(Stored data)
*-*-*
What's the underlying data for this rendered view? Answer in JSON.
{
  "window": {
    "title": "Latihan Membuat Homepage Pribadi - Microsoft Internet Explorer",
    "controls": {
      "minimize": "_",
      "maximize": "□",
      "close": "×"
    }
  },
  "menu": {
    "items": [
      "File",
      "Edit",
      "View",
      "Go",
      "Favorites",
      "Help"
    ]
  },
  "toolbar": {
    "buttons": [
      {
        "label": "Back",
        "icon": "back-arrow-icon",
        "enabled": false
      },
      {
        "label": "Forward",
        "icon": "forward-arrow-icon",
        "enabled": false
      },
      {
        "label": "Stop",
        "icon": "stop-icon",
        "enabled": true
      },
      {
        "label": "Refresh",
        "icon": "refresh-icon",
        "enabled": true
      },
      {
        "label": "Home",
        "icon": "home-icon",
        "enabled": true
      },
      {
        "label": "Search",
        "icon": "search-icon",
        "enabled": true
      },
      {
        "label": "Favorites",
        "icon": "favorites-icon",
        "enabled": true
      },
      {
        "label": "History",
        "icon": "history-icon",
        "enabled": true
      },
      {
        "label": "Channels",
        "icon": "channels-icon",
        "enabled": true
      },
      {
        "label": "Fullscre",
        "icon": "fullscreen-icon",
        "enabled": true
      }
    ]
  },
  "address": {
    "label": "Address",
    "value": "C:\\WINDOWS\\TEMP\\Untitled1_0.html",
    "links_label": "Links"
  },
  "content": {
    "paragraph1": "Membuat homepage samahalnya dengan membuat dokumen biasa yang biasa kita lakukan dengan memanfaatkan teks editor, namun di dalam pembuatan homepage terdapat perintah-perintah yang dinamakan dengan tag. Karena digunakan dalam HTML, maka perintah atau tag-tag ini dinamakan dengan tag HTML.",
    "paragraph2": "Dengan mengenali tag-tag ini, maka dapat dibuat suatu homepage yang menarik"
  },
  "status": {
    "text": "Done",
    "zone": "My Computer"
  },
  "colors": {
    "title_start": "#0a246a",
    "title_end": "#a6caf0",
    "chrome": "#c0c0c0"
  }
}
*-*-*
**WHAT YOU WILL DO:** Copy out all the entries shown above, character for character.

**RESPONSE TO THIS EXERCISE:**
What's the underlying data for this rendered view? Answer in JSON.
{
  "window": {
    "title": "Latihan Membuat Homepage Pribadi - Microsoft Internet Explorer",
    "controls": {
      "minimize": "_",
      "maximize": "□",
      "close": "×"
    }
  },
  "menu": {
    "items": [
      "File",
      "Edit",
      "View",
      "Go",
      "Favorites",
      "Help"
    ]
  },
  "toolbar": {
    "buttons": [
      {
        "label": "Back",
        "icon": "back-arrow-icon",
        "enabled": false
      },
      {
        "label": "Forward",
        "icon": "forward-arrow-icon",
        "enabled": false
      },
      {
        "label": "Stop",
        "icon": "stop-icon",
        "enabled": true
      },
      {
        "label": "Refresh",
        "icon": "refresh-icon",
        "enabled": true
      },
      {
        "label": "Home",
        "icon": "home-icon",
        "enabled": true
      },
      {
        "label": "Search",
        "icon": "search-icon",
        "enabled": true
      },
      {
        "label": "Favorites",
        "icon": "favorites-icon",
        "enabled": true
      },
      {
        "label": "History",
        "icon": "history-icon",
        "enabled": true
      },
      {
        "label": "Channels",
        "icon": "channels-icon",
        "enabled": true
      },
      {
        "label": "Fullscre",
        "icon": "fullscreen-icon",
        "enabled": true
      }
    ]
  },
  "address": {
    "label": "Address",
    "value": "C:\\WINDOWS\\TEMP\\Untitled1_0.html",
    "links_label": "Links"
  },
  "content": {
    "paragraph1": "Membuat homepage samahalnya dengan membuat dokumen biasa yang biasa kita lakukan dengan memanfaatkan teks editor, namun di dalam pembuatan homepage terdapat perintah-perintah yang dinamakan dengan tag. Karena digunakan dalam HTML, maka perintah atau tag-tag ini dinamakan dengan tag HTML.",
    "paragraph2": "Dengan mengenali tag-tag ini, maka dapat dibuat suatu homepage yang menarik"
  },
  "status": {
    "text": "Done",
    "zone": "My Computer"
  },
  "colors": {
    "title_start": "#0a246a",
    "title_end": "#a6caf0",
    "chrome": "#c0c0c0"
  }
}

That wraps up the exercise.